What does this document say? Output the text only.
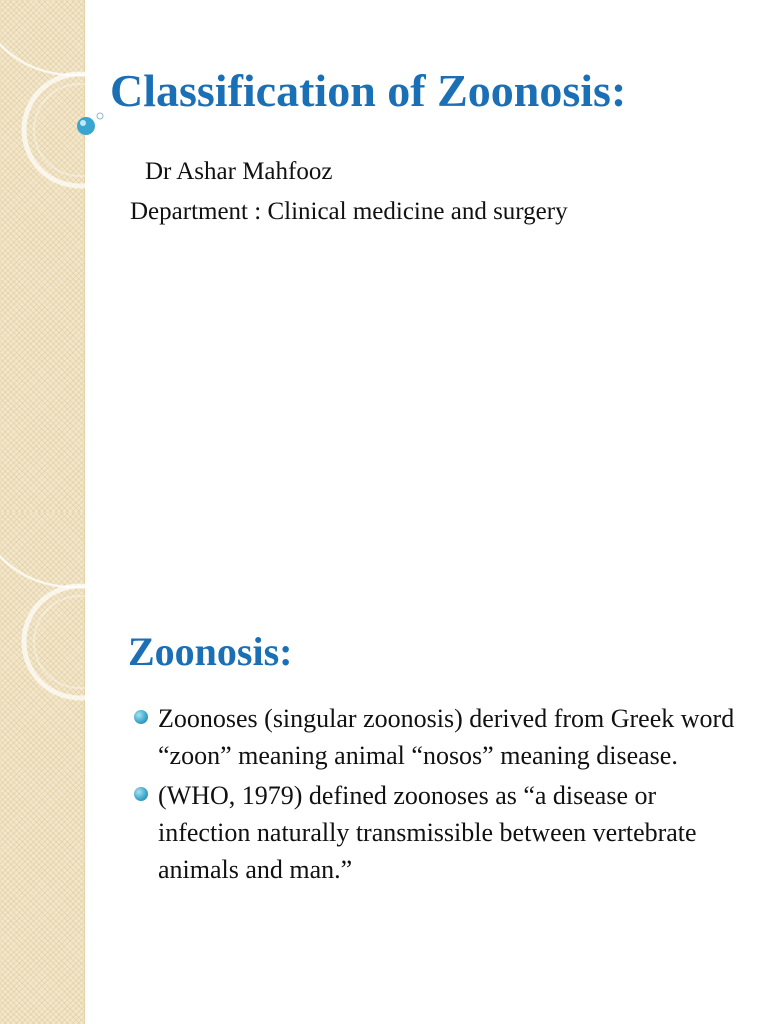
Classification of Zoonosis:
Dr Ashar Mahfooz
Department : Clinical medicine and surgery
Zoonosis:
Zoonoses (singular zoonosis) derived from Greek word “zoon” meaning animal “nosos” meaning disease.
(WHO, 1979) defined zoonoses as “a disease or infection naturally transmissible between vertebrate animals and man.”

==*==

What the task requires: Pictures are excluded; copy every other part of the records exactly.

Task output:
What does this document say? Output the text only.
Classification of Zoonosis:
Dr Ashar Mahfooz
Department : Clinical medicine and surgery
Zoonosis:
Zoonoses (singular zoonosis) derived from Greek word “zoon” meaning animal “nosos” meaning disease.
(WHO, 1979) defined zoonoses as “a disease or infection naturally transmissible between vertebrate animals and man.”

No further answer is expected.